Rows from a figure dataset

__________

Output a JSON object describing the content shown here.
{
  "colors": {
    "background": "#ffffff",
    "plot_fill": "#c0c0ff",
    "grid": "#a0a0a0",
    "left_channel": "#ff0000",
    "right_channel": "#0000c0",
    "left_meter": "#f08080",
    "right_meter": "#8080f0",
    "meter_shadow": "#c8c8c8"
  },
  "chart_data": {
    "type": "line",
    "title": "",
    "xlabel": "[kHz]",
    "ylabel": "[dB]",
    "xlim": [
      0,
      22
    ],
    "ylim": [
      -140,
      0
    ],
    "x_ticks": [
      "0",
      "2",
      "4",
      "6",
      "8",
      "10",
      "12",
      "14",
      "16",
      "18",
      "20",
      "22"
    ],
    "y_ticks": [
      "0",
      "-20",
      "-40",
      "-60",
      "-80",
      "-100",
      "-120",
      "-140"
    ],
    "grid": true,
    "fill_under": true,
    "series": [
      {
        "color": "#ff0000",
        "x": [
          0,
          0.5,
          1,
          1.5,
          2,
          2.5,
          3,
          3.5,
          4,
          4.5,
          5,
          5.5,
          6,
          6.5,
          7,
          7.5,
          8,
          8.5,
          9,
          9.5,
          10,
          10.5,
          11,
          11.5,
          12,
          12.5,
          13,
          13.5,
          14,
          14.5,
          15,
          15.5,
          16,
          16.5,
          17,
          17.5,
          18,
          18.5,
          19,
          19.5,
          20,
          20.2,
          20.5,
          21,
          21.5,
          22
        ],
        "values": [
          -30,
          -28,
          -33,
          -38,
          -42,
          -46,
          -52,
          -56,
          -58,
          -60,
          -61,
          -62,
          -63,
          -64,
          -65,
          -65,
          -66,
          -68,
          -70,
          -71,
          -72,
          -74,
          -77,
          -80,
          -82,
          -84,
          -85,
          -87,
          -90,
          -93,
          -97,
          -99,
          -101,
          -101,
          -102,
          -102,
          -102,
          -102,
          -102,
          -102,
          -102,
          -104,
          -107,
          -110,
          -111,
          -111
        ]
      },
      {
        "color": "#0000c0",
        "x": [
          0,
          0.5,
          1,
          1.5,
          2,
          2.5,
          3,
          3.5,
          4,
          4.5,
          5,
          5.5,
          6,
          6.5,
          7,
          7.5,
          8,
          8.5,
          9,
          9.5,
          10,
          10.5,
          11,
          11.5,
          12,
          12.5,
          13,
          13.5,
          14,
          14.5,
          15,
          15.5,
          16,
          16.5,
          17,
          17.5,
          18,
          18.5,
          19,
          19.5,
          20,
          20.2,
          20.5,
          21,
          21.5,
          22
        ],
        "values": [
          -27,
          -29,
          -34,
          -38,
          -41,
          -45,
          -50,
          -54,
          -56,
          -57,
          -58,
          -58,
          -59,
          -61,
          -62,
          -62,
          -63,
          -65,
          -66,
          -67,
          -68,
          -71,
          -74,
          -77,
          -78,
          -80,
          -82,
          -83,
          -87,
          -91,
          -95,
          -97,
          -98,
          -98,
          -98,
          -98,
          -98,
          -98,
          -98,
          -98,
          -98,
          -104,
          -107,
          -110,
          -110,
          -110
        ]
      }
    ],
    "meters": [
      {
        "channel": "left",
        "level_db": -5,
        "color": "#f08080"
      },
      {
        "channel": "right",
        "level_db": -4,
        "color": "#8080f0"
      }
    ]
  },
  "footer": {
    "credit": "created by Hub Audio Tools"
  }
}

__________

Work to be completed: Reproduce every entry shown above, precisely as it stands.

Finished exercise:
Output a JSON object describing the content shown here.
{
  "colors": {
    "background": "#ffffff",
    "plot_fill": "#c0c0ff",
    "grid": "#a0a0a0",
    "left_channel": "#ff0000",
    "right_channel": "#0000c0",
    "left_meter": "#f08080",
    "right_meter": "#8080f0",
    "meter_shadow": "#c8c8c8"
  },
  "chart_data": {
    "type": "line",
    "title": "",
    "xlabel": "[kHz]",
    "ylabel": "[dB]",
    "xlim": [
      0,
      22
    ],
    "ylim": [
      -140,
      0
    ],
    "x_ticks": [
      "0",
      "2",
      "4",
      "6",
      "8",
      "10",
      "12",
      "14",
      "16",
      "18",
      "20",
      "22"
    ],
    "y_ticks": [
      "0",
      "-20",
      "-40",
      "-60",
      "-80",
      "-100",
      "-120",
      "-140"
    ],
    "grid": true,
    "fill_under": true,
    "series": [
      {
        "color": "#ff0000",
        "x": [
          0,
          0.5,
          1,
          1.5,
          2,
          2.5,
          3,
          3.5,
          4,
          4.5,
          5,
          5.5,
          6,
          6.5,
          7,
          7.5,
          8,
          8.5,
          9,
          9.5,
          10,
          10.5,
          11,
          11.5,
          12,
          12.5,
          13,
          13.5,
          14,
          14.5,
          15,
          15.5,
          16,
          16.5,
          17,
          17.5,
          18,
          18.5,
          19,
          19.5,
          20,
          20.2,
          20.5,
          21,
          21.5,
          22
        ],
        "values": [
          -30,
          -28,
          -33,
          -38,
          -42,
          -46,
          -52,
          -56,
          -58,
          -60,
          -61,
          -62,
          -63,
          -64,
          -65,
          -65,
          -66,
          -68,
          -70,
          -71,
          -72,
          -74,
          -77,
          -80,
          -82,
          -84,
          -85,
          -87,
          -90,
          -93,
          -97,
          -99,
          -101,
          -101,
          -102,
          -102,
          -102,
          -102,
          -102,
          -102,
          -102,
          -104,
          -107,
          -110,
          -111,
          -111
        ]
      },
      {
        "color": "#0000c0",
        "x": [
          0,
          0.5,
          1,
          1.5,
          2,
          2.5,
          3,
          3.5,
          4,
          4.5,
          5,
          5.5,
          6,
          6.5,
          7,
          7.5,
          8,
          8.5,
          9,
          9.5,
          10,
          10.5,
          11,
          11.5,
          12,
          12.5,
          13,
          13.5,
          14,
          14.5,
          15,
          15.5,
          16,
          16.5,
          17,
          17.5,
          18,
          18.5,
          19,
          19.5,
          20,
          20.2,
          20.5,
          21,
          21.5,
          22
        ],
        "values": [
          -27,
          -29,
          -34,
          -38,
          -41,
          -45,
          -50,
          -54,
          -56,
          -57,
          -58,
          -58,
          -59,
          -61,
          -62,
          -62,
          -63,
          -65,
          -66,
          -67,
          -68,
          -71,
          -74,
          -77,
          -78,
          -80,
          -82,
          -83,
          -87,
          -91,
          -95,
          -97,
          -98,
          -98,
          -98,
          -98,
          -98,
          -98,
          -98,
          -98,
          -98,
          -104,
          -107,
          -110,
          -110,
          -110
        ]
      }
    ],
    "meters": [
      {
        "channel": "left",
        "level_db": -5,
        "color": "#f08080"
      },
      {
        "channel": "right",
        "level_db": -4,
        "color": "#8080f0"
      }
    ]
  },
  "footer": {
    "credit": "created by Hub Audio Tools"
  }
}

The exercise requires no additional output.